◆ **AIM OF THE EXERCISE**
Return every line below in which "name" appears.

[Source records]
═══

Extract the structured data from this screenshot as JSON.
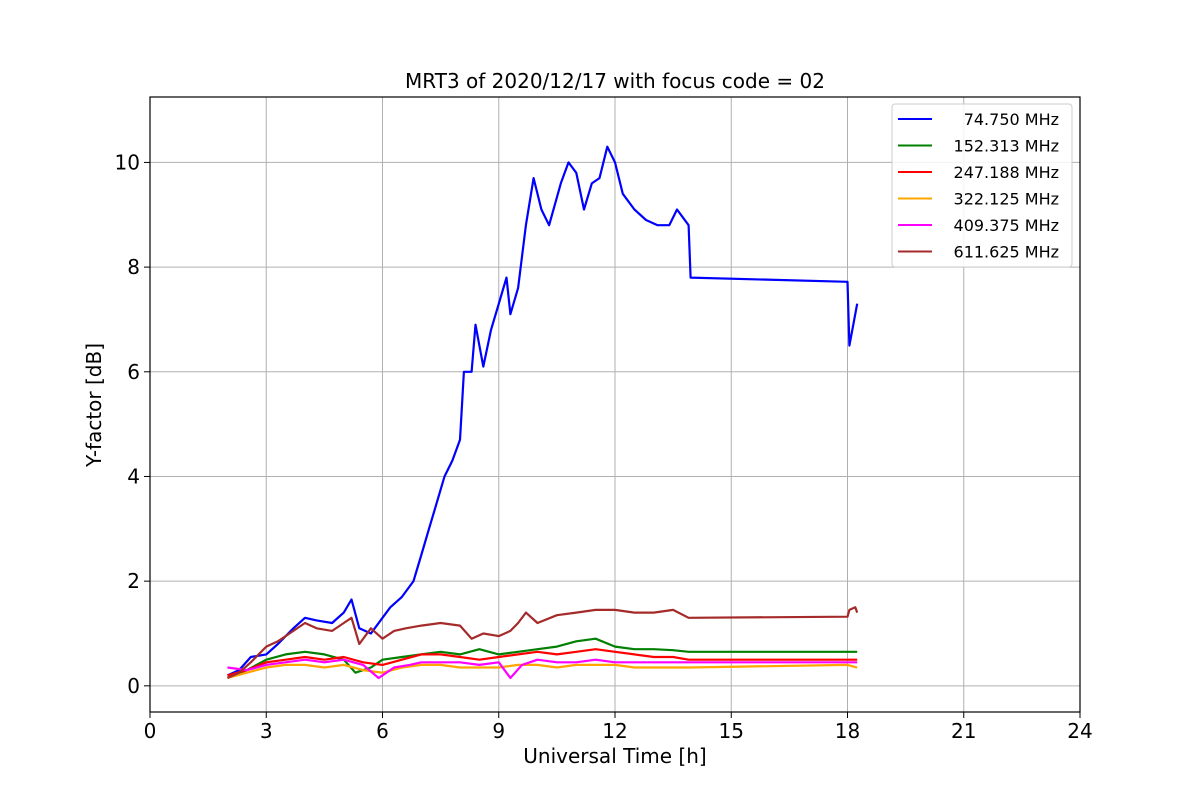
{
  "chart_data": {
    "type": "line",
    "title": "MRT3 of 2020/12/17 with focus code = 02",
    "xlabel": "Universal Time [h]",
    "ylabel": "Y-factor [dB]",
    "xlim": [
      0,
      24
    ],
    "ylim": [
      -0.5,
      11.25
    ],
    "xticks": [
      0,
      3,
      6,
      9,
      12,
      15,
      18,
      21,
      24
    ],
    "yticks": [
      0,
      2,
      4,
      6,
      8,
      10
    ],
    "grid": true,
    "legend_position": "top-right",
    "series": [
      {
        "name": "74.750 MHz",
        "color": "#0000ff",
        "points": [
          [
            2.0,
            0.2
          ],
          [
            2.3,
            0.3
          ],
          [
            2.6,
            0.55
          ],
          [
            3.0,
            0.6
          ],
          [
            3.3,
            0.8
          ],
          [
            3.7,
            1.1
          ],
          [
            4.0,
            1.3
          ],
          [
            4.3,
            1.25
          ],
          [
            4.7,
            1.2
          ],
          [
            5.0,
            1.4
          ],
          [
            5.2,
            1.65
          ],
          [
            5.4,
            1.1
          ],
          [
            5.7,
            1.0
          ],
          [
            6.0,
            1.3
          ],
          [
            6.2,
            1.5
          ],
          [
            6.5,
            1.7
          ],
          [
            6.8,
            2.0
          ],
          [
            7.0,
            2.5
          ],
          [
            7.2,
            3.0
          ],
          [
            7.4,
            3.5
          ],
          [
            7.6,
            4.0
          ],
          [
            7.8,
            4.3
          ],
          [
            8.0,
            4.7
          ],
          [
            8.1,
            6.0
          ],
          [
            8.3,
            6.0
          ],
          [
            8.4,
            6.9
          ],
          [
            8.6,
            6.1
          ],
          [
            8.8,
            6.8
          ],
          [
            9.0,
            7.3
          ],
          [
            9.2,
            7.8
          ],
          [
            9.3,
            7.1
          ],
          [
            9.5,
            7.6
          ],
          [
            9.7,
            8.8
          ],
          [
            9.9,
            9.7
          ],
          [
            10.1,
            9.1
          ],
          [
            10.3,
            8.8
          ],
          [
            10.6,
            9.6
          ],
          [
            10.8,
            10.0
          ],
          [
            11.0,
            9.8
          ],
          [
            11.2,
            9.1
          ],
          [
            11.4,
            9.6
          ],
          [
            11.6,
            9.7
          ],
          [
            11.8,
            10.3
          ],
          [
            12.0,
            10.0
          ],
          [
            12.2,
            9.4
          ],
          [
            12.5,
            9.1
          ],
          [
            12.8,
            8.9
          ],
          [
            13.1,
            8.8
          ],
          [
            13.4,
            8.8
          ],
          [
            13.6,
            9.1
          ],
          [
            13.9,
            8.8
          ],
          [
            13.95,
            7.8
          ],
          [
            18.0,
            7.72
          ],
          [
            18.05,
            6.5
          ],
          [
            18.15,
            6.9
          ],
          [
            18.25,
            7.3
          ]
        ]
      },
      {
        "name": "152.313 MHz",
        "color": "#008000",
        "points": [
          [
            2.0,
            0.15
          ],
          [
            2.5,
            0.3
          ],
          [
            3.0,
            0.5
          ],
          [
            3.5,
            0.6
          ],
          [
            4.0,
            0.65
          ],
          [
            4.5,
            0.6
          ],
          [
            5.0,
            0.5
          ],
          [
            5.3,
            0.25
          ],
          [
            5.7,
            0.35
          ],
          [
            6.0,
            0.5
          ],
          [
            6.5,
            0.55
          ],
          [
            7.0,
            0.6
          ],
          [
            7.5,
            0.65
          ],
          [
            8.0,
            0.6
          ],
          [
            8.5,
            0.7
          ],
          [
            9.0,
            0.6
          ],
          [
            9.5,
            0.65
          ],
          [
            10.0,
            0.7
          ],
          [
            10.5,
            0.75
          ],
          [
            11.0,
            0.85
          ],
          [
            11.5,
            0.9
          ],
          [
            12.0,
            0.75
          ],
          [
            12.5,
            0.7
          ],
          [
            13.0,
            0.7
          ],
          [
            13.5,
            0.68
          ],
          [
            13.9,
            0.65
          ],
          [
            18.0,
            0.65
          ],
          [
            18.25,
            0.65
          ]
        ]
      },
      {
        "name": "247.188 MHz",
        "color": "#ff0000",
        "points": [
          [
            2.0,
            0.2
          ],
          [
            2.5,
            0.3
          ],
          [
            3.0,
            0.45
          ],
          [
            3.5,
            0.5
          ],
          [
            4.0,
            0.55
          ],
          [
            4.5,
            0.5
          ],
          [
            5.0,
            0.55
          ],
          [
            5.5,
            0.45
          ],
          [
            6.0,
            0.4
          ],
          [
            6.5,
            0.5
          ],
          [
            7.0,
            0.6
          ],
          [
            7.5,
            0.6
          ],
          [
            8.0,
            0.55
          ],
          [
            8.5,
            0.5
          ],
          [
            9.0,
            0.55
          ],
          [
            9.5,
            0.6
          ],
          [
            10.0,
            0.65
          ],
          [
            10.5,
            0.6
          ],
          [
            11.0,
            0.65
          ],
          [
            11.5,
            0.7
          ],
          [
            12.0,
            0.65
          ],
          [
            12.5,
            0.6
          ],
          [
            13.0,
            0.55
          ],
          [
            13.5,
            0.55
          ],
          [
            13.9,
            0.5
          ],
          [
            18.0,
            0.5
          ],
          [
            18.25,
            0.5
          ]
        ]
      },
      {
        "name": "322.125 MHz",
        "color": "#ffa500",
        "points": [
          [
            2.0,
            0.15
          ],
          [
            2.5,
            0.25
          ],
          [
            3.0,
            0.35
          ],
          [
            3.5,
            0.4
          ],
          [
            4.0,
            0.4
          ],
          [
            4.5,
            0.35
          ],
          [
            5.0,
            0.4
          ],
          [
            5.5,
            0.3
          ],
          [
            6.0,
            0.25
          ],
          [
            6.5,
            0.35
          ],
          [
            7.0,
            0.4
          ],
          [
            7.5,
            0.4
          ],
          [
            8.0,
            0.35
          ],
          [
            8.5,
            0.35
          ],
          [
            9.0,
            0.35
          ],
          [
            9.5,
            0.4
          ],
          [
            10.0,
            0.4
          ],
          [
            10.5,
            0.35
          ],
          [
            11.0,
            0.4
          ],
          [
            11.5,
            0.4
          ],
          [
            12.0,
            0.4
          ],
          [
            12.5,
            0.35
          ],
          [
            13.0,
            0.35
          ],
          [
            13.5,
            0.35
          ],
          [
            13.9,
            0.35
          ],
          [
            18.0,
            0.4
          ],
          [
            18.25,
            0.35
          ]
        ]
      },
      {
        "name": "409.375 MHz",
        "color": "#ff00ff",
        "points": [
          [
            2.0,
            0.35
          ],
          [
            2.5,
            0.3
          ],
          [
            3.0,
            0.4
          ],
          [
            3.5,
            0.45
          ],
          [
            4.0,
            0.5
          ],
          [
            4.5,
            0.45
          ],
          [
            5.0,
            0.5
          ],
          [
            5.5,
            0.4
          ],
          [
            5.9,
            0.15
          ],
          [
            6.3,
            0.35
          ],
          [
            6.7,
            0.4
          ],
          [
            7.0,
            0.45
          ],
          [
            7.5,
            0.45
          ],
          [
            8.0,
            0.45
          ],
          [
            8.5,
            0.4
          ],
          [
            9.0,
            0.45
          ],
          [
            9.3,
            0.15
          ],
          [
            9.6,
            0.4
          ],
          [
            10.0,
            0.5
          ],
          [
            10.5,
            0.45
          ],
          [
            11.0,
            0.45
          ],
          [
            11.5,
            0.5
          ],
          [
            12.0,
            0.45
          ],
          [
            12.5,
            0.45
          ],
          [
            13.0,
            0.45
          ],
          [
            13.5,
            0.45
          ],
          [
            13.9,
            0.45
          ],
          [
            18.0,
            0.45
          ],
          [
            18.25,
            0.45
          ]
        ]
      },
      {
        "name": "611.625 MHz",
        "color": "#a52a2a",
        "points": [
          [
            2.0,
            0.15
          ],
          [
            2.3,
            0.25
          ],
          [
            2.6,
            0.45
          ],
          [
            3.0,
            0.75
          ],
          [
            3.3,
            0.85
          ],
          [
            3.6,
            1.0
          ],
          [
            4.0,
            1.2
          ],
          [
            4.3,
            1.1
          ],
          [
            4.7,
            1.05
          ],
          [
            5.0,
            1.2
          ],
          [
            5.2,
            1.3
          ],
          [
            5.4,
            0.8
          ],
          [
            5.7,
            1.1
          ],
          [
            6.0,
            0.9
          ],
          [
            6.3,
            1.05
          ],
          [
            6.6,
            1.1
          ],
          [
            7.0,
            1.15
          ],
          [
            7.5,
            1.2
          ],
          [
            8.0,
            1.15
          ],
          [
            8.3,
            0.9
          ],
          [
            8.6,
            1.0
          ],
          [
            9.0,
            0.95
          ],
          [
            9.3,
            1.05
          ],
          [
            9.5,
            1.2
          ],
          [
            9.7,
            1.4
          ],
          [
            10.0,
            1.2
          ],
          [
            10.5,
            1.35
          ],
          [
            11.0,
            1.4
          ],
          [
            11.5,
            1.45
          ],
          [
            12.0,
            1.45
          ],
          [
            12.5,
            1.4
          ],
          [
            13.0,
            1.4
          ],
          [
            13.5,
            1.45
          ],
          [
            13.9,
            1.3
          ],
          [
            18.0,
            1.32
          ],
          [
            18.05,
            1.45
          ],
          [
            18.2,
            1.5
          ],
          [
            18.25,
            1.4
          ]
        ]
      }
    ]
  }
}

═══

◆ **COMPLETED TASK**
        "name": "74.750 MHz",
        "name": "152.313 MHz",
        "name": "247.188 MHz",
        "name": "322.125 MHz",
        "name": "409.375 MHz",
        "name": "611.625 MHz",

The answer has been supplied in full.